> **YOUR INSTRUCTIONS**
Copy out each line of the data below in which "irreversible" appears.

---------- DATA LISTING

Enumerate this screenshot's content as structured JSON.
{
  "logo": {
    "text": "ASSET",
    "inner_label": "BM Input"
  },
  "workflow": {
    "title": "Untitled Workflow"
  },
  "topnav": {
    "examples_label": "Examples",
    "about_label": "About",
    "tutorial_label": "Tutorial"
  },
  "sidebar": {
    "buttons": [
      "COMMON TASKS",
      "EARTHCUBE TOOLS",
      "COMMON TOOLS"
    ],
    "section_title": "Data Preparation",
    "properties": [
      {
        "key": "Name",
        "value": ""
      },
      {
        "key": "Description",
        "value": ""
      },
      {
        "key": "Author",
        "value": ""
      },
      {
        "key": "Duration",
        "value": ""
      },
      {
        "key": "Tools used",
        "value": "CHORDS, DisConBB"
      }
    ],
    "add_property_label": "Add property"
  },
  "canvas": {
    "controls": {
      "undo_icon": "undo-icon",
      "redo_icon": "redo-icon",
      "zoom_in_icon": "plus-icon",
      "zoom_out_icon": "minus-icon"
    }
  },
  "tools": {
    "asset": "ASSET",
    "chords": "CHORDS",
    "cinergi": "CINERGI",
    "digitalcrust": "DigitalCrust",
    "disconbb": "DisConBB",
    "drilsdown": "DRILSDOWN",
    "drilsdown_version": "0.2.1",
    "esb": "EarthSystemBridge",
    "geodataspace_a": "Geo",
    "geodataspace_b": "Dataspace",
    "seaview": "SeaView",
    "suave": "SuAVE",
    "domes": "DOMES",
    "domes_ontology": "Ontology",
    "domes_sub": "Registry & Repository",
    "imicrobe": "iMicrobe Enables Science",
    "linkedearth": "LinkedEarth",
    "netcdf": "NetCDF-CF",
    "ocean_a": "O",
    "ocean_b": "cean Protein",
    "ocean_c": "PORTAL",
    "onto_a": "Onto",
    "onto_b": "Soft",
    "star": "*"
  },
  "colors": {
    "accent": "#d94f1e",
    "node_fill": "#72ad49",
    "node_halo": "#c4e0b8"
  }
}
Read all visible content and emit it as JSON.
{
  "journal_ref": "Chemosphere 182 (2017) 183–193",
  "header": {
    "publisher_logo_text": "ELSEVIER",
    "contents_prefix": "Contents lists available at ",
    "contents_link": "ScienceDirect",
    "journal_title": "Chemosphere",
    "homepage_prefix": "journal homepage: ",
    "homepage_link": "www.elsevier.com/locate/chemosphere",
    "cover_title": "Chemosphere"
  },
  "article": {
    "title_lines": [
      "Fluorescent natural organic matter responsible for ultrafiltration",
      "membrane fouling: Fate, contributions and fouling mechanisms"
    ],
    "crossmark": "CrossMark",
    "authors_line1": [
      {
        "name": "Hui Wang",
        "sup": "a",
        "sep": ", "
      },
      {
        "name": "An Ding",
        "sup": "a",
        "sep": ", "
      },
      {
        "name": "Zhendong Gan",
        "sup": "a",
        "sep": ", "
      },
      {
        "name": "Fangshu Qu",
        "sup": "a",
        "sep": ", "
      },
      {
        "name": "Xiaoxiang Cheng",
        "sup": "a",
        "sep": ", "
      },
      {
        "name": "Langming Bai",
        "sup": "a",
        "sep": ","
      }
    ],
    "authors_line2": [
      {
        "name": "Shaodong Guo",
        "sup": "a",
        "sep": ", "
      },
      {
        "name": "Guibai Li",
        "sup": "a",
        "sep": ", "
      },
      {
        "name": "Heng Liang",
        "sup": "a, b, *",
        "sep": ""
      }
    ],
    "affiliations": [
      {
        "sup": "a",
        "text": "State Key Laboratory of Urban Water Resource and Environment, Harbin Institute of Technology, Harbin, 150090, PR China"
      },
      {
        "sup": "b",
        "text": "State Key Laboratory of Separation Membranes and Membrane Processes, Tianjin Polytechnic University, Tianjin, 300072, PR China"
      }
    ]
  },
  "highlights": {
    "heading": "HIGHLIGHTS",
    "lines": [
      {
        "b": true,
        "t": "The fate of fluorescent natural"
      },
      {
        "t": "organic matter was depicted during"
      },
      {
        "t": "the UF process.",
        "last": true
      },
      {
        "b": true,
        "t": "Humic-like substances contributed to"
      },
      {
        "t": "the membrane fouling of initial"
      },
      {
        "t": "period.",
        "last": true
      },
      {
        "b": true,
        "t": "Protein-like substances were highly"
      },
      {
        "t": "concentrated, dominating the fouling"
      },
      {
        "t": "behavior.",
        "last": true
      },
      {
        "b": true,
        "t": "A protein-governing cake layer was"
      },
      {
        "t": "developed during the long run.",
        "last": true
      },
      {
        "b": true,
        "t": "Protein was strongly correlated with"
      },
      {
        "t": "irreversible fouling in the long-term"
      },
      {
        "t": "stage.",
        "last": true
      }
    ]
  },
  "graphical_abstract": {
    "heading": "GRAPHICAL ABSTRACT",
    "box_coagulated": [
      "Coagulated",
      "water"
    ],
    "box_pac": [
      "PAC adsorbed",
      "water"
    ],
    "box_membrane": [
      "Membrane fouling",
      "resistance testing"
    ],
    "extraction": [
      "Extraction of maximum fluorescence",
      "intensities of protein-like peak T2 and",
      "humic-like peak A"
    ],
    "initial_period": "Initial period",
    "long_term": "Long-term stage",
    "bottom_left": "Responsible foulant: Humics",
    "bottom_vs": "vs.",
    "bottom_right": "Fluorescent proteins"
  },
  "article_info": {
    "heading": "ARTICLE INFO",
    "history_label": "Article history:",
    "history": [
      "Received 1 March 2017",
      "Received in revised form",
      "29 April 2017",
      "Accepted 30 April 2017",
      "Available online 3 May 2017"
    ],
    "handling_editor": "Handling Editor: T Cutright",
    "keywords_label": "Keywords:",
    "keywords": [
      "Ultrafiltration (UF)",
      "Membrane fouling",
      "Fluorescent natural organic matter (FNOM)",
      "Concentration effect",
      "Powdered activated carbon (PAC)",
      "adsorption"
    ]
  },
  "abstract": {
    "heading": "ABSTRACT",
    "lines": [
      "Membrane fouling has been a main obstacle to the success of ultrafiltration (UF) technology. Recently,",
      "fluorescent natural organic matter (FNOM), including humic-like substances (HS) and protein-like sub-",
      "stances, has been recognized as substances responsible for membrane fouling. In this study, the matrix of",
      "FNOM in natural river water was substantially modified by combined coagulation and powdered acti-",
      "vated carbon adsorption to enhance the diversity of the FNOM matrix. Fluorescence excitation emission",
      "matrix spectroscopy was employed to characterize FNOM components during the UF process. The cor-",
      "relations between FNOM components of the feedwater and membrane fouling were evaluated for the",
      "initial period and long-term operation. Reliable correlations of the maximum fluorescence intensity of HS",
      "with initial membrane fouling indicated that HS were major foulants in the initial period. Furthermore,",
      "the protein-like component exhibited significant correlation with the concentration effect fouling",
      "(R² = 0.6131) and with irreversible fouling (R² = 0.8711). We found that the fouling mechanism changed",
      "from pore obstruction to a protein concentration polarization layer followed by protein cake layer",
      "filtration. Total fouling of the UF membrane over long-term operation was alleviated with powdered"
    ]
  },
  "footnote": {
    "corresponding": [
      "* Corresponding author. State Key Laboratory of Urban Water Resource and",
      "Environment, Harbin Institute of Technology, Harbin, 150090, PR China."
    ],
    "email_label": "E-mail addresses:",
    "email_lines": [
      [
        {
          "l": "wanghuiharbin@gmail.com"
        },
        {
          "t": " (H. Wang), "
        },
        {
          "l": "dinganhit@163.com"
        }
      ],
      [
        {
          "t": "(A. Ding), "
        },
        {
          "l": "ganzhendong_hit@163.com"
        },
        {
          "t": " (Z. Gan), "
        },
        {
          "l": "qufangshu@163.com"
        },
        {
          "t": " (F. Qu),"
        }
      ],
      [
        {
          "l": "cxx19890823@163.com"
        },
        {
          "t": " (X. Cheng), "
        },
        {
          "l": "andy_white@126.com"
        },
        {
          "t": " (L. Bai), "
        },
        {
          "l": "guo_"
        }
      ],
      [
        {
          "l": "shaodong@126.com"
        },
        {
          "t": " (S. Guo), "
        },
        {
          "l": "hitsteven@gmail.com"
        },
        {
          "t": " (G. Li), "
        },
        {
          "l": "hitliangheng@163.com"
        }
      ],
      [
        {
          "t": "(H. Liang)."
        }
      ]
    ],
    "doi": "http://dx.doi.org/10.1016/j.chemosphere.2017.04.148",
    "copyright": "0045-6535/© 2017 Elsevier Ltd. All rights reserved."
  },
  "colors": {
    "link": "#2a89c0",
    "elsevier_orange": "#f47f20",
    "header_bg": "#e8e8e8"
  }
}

--------------------

> **SOLUTION TO THIS PROBLEM**
        "t": "irreversible fouling in the long-term"
      "(R² = 0.6131) and with irreversible fouling (R² = 0.8711). We found that the fouling mechanism changed",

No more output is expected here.